**OBJECTIVE**
Transcribe the records below exactly as they appear.

**RECORDS PROVIDED**
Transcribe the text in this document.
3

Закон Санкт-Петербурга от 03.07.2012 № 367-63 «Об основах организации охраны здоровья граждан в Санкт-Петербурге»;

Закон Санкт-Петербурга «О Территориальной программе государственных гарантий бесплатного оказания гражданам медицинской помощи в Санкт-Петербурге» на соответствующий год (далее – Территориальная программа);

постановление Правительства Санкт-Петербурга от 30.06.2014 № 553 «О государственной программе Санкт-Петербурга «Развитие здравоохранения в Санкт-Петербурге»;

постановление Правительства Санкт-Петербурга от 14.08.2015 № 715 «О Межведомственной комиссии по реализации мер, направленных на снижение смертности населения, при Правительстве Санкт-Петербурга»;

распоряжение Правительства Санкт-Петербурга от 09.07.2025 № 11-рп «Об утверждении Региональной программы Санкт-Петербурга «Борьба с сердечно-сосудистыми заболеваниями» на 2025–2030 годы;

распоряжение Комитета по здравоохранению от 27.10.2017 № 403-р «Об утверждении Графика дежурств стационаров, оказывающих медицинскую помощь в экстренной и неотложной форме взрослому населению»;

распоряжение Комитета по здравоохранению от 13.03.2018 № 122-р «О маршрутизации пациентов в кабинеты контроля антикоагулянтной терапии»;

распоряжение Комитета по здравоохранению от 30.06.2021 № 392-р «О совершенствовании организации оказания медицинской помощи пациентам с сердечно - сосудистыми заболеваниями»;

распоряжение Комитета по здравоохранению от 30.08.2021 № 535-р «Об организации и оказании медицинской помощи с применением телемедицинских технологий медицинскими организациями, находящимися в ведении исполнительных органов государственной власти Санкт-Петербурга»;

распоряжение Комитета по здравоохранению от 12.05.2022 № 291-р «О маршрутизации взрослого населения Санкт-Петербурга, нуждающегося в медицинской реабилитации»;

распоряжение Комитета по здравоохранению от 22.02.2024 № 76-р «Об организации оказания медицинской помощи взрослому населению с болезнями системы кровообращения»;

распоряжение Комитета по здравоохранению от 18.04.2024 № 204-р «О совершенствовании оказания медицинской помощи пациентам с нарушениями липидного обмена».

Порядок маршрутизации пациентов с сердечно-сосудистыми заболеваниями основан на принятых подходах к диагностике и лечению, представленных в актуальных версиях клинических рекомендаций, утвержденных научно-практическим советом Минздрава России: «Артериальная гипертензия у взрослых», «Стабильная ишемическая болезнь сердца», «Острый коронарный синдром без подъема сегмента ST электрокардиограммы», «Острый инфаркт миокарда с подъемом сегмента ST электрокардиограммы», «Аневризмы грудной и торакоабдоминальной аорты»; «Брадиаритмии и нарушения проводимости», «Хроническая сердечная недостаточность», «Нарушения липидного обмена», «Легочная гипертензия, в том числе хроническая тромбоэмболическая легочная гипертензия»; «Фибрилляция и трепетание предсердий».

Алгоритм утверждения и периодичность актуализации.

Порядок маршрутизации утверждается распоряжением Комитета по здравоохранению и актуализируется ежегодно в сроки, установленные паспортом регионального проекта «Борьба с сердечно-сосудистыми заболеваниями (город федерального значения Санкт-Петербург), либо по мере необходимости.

**FINISHED EXERCISE**
Transcribe the text in this document.
3

Закон Санкт-Петербурга от 03.07.2012 № 367-63 «Об основах организации охраны здоровья граждан в Санкт-Петербурге»;

Закон Санкт-Петербурга «О Территориальной программе государственных гарантий бесплатного оказания гражданам медицинской помощи в Санкт-Петербурге» на соответствующий год (далее – Территориальная программа);

постановление Правительства Санкт-Петербурга от 30.06.2014 № 553 «О государственной программе Санкт-Петербурга «Развитие здравоохранения в Санкт-Петербурге»;

постановление Правительства Санкт-Петербурга от 14.08.2015 № 715 «О Межведомственной комиссии по реализации мер, направленных на снижение смертности населения, при Правительстве Санкт-Петербурга»;

распоряжение Правительства Санкт-Петербурга от 09.07.2025 № 11-рп «Об утверждении Региональной программы Санкт-Петербурга «Борьба с сердечно-сосудистыми заболеваниями» на 2025–2030 годы;

распоряжение Комитета по здравоохранению от 27.10.2017 № 403-р «Об утверждении Графика дежурств стационаров, оказывающих медицинскую помощь в экстренной и неотложной форме взрослому населению»;

распоряжение Комитета по здравоохранению от 13.03.2018 № 122-р «О маршрутизации пациентов в кабинеты контроля антикоагулянтной терапии»;

распоряжение Комитета по здравоохранению от 30.06.2021 № 392-р «О совершенствовании организации оказания медицинской помощи пациентам с сердечно - сосудистыми заболеваниями»;

распоряжение Комитета по здравоохранению от 30.08.2021 № 535-р «Об организации и оказании медицинской помощи с применением телемедицинских технологий медицинскими организациями, находящимися в ведении исполнительных органов государственной власти Санкт-Петербурга»;

распоряжение Комитета по здравоохранению от 12.05.2022 № 291-р «О маршрутизации взрослого населения Санкт-Петербурга, нуждающегося в медицинской реабилитации»;

распоряжение Комитета по здравоохранению от 22.02.2024 № 76-р «Об организации оказания медицинской помощи взрослому населению с болезнями системы кровообращения»;

распоряжение Комитета по здравоохранению от 18.04.2024 № 204-р «О совершенствовании оказания медицинской помощи пациентам с нарушениями липидного обмена».

Порядок маршрутизации пациентов с сердечно-сосудистыми заболеваниями основан на принятых подходах к диагностике и лечению, представленных в актуальных версиях клинических рекомендаций, утвержденных научно-практическим советом Минздрава России: «Артериальная гипертензия у взрослых», «Стабильная ишемическая болезнь сердца», «Острый коронарный синдром без подъема сегмента ST электрокардиограммы», «Острый инфаркт миокарда с подъемом сегмента ST электрокардиограммы», «Аневризмы грудной и торакоабдоминальной аорты»; «Брадиаритмии и нарушения проводимости», «Хроническая сердечная недостаточность», «Нарушения липидного обмена», «Легочная гипертензия, в том числе хроническая тромбоэмболическая легочная гипертензия»; «Фибрилляция и трепетание предсердий».

Алгоритм утверждения и периодичность актуализации.

Порядок маршрутизации утверждается распоряжением Комитета по здравоохранению и актуализируется ежегодно в сроки, установленные паспортом регионального проекта «Борьба с сердечно-сосудистыми заболеваниями (город федерального значения Санкт-Петербург), либо по мере необходимости.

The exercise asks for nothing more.